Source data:
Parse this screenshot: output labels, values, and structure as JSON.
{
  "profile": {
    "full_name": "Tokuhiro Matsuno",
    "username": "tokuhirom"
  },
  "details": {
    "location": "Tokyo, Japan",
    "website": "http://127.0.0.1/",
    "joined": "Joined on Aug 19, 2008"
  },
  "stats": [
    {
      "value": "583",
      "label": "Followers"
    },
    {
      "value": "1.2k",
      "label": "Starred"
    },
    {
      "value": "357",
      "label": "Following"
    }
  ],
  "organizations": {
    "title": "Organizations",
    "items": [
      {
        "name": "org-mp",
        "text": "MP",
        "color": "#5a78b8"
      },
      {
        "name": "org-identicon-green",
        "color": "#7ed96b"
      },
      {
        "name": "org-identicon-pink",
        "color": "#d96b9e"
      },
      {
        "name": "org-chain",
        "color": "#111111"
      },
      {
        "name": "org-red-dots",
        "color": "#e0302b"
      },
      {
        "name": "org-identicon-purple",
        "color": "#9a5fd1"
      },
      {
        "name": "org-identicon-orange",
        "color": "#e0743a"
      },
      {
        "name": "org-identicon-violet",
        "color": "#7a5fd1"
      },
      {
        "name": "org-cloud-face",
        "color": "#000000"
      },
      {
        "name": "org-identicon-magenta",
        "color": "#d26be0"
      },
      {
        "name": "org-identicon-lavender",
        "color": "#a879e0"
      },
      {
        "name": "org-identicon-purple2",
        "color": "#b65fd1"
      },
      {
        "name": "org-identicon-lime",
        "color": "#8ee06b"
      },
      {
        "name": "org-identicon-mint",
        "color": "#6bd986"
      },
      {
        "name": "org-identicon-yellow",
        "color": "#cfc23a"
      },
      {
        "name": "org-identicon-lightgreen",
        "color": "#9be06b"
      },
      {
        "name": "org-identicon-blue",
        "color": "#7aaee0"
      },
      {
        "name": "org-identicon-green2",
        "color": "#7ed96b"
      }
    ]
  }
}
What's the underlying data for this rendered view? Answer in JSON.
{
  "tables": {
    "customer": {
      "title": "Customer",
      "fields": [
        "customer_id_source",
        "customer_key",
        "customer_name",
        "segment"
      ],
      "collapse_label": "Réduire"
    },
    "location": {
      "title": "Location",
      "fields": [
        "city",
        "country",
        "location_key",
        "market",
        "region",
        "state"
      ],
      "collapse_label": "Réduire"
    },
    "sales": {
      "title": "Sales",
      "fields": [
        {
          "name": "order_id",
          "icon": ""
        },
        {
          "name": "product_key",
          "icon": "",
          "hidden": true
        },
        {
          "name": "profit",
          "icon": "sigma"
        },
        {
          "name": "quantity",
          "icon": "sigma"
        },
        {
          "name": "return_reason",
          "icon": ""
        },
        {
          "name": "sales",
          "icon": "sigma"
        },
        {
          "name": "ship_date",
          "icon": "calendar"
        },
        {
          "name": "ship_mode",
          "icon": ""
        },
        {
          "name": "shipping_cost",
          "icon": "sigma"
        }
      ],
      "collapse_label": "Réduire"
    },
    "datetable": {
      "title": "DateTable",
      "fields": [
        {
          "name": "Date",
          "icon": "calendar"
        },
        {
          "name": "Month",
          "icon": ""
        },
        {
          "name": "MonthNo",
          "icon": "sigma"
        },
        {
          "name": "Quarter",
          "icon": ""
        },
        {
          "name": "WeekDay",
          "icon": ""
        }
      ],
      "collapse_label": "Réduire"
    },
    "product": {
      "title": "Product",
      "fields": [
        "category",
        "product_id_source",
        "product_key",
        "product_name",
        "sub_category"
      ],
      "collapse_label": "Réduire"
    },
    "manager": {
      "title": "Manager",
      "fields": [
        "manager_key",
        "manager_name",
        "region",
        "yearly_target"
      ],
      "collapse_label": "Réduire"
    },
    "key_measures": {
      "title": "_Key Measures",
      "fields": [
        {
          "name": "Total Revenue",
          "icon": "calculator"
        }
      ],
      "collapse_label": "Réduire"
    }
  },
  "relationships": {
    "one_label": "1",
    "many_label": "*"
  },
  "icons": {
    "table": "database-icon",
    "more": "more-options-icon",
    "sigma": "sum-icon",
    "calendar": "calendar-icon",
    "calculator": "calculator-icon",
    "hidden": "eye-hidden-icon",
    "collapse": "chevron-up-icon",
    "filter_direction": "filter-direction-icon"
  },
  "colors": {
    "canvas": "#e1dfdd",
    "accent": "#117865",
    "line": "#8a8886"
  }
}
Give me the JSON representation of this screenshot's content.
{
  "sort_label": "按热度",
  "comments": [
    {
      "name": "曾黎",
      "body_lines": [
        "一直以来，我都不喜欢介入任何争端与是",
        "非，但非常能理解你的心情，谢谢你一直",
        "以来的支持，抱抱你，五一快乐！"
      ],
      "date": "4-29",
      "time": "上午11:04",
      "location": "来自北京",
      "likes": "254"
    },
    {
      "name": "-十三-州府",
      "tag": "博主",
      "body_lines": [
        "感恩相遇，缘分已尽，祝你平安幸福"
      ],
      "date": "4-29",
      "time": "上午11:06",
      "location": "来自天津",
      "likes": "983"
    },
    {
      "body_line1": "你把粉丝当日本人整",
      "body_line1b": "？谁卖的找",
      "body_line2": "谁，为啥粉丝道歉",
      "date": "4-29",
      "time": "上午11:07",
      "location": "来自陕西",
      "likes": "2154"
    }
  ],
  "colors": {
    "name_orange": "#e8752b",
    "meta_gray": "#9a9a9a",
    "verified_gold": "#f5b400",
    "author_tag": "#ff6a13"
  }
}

» WORK TO DO:
Beginning at the line that holds "Give me the", write out word for word each line through the end of the records.

» CORRECT OUTPUT:
Give me the JSON representation of this screenshot's content.
{
  "sort_label": "按热度",
  "comments": [
    {
      "name": "曾黎",
      "body_lines": [
        "一直以来，我都不喜欢介入任何争端与是",
        "非，但非常能理解你的心情，谢谢你一直",
        "以来的支持，抱抱你，五一快乐！"
      ],
      "date": "4-29",
      "time": "上午11:04",
      "location": "来自北京",
      "likes": "254"
    },
    {
      "name": "-十三-州府",
      "tag": "博主",
      "body_lines": [
        "感恩相遇，缘分已尽，祝你平安幸福"
      ],
      "date": "4-29",
      "time": "上午11:06",
      "location": "来自天津",
      "likes": "983"
    },
    {
      "body_line1": "你把粉丝当日本人整",
      "body_line1b": "？谁卖的找",
      "body_line2": "谁，为啥粉丝道歉",
      "date": "4-29",
      "time": "上午11:07",
      "location": "来自陕西",
      "likes": "2154"
    }
  ],
  "colors": {
    "name_orange": "#e8752b",
    "meta_gray": "#9a9a9a",
    "verified_gold": "#f5b400",
    "author_tag": "#ff6a13"
  }
}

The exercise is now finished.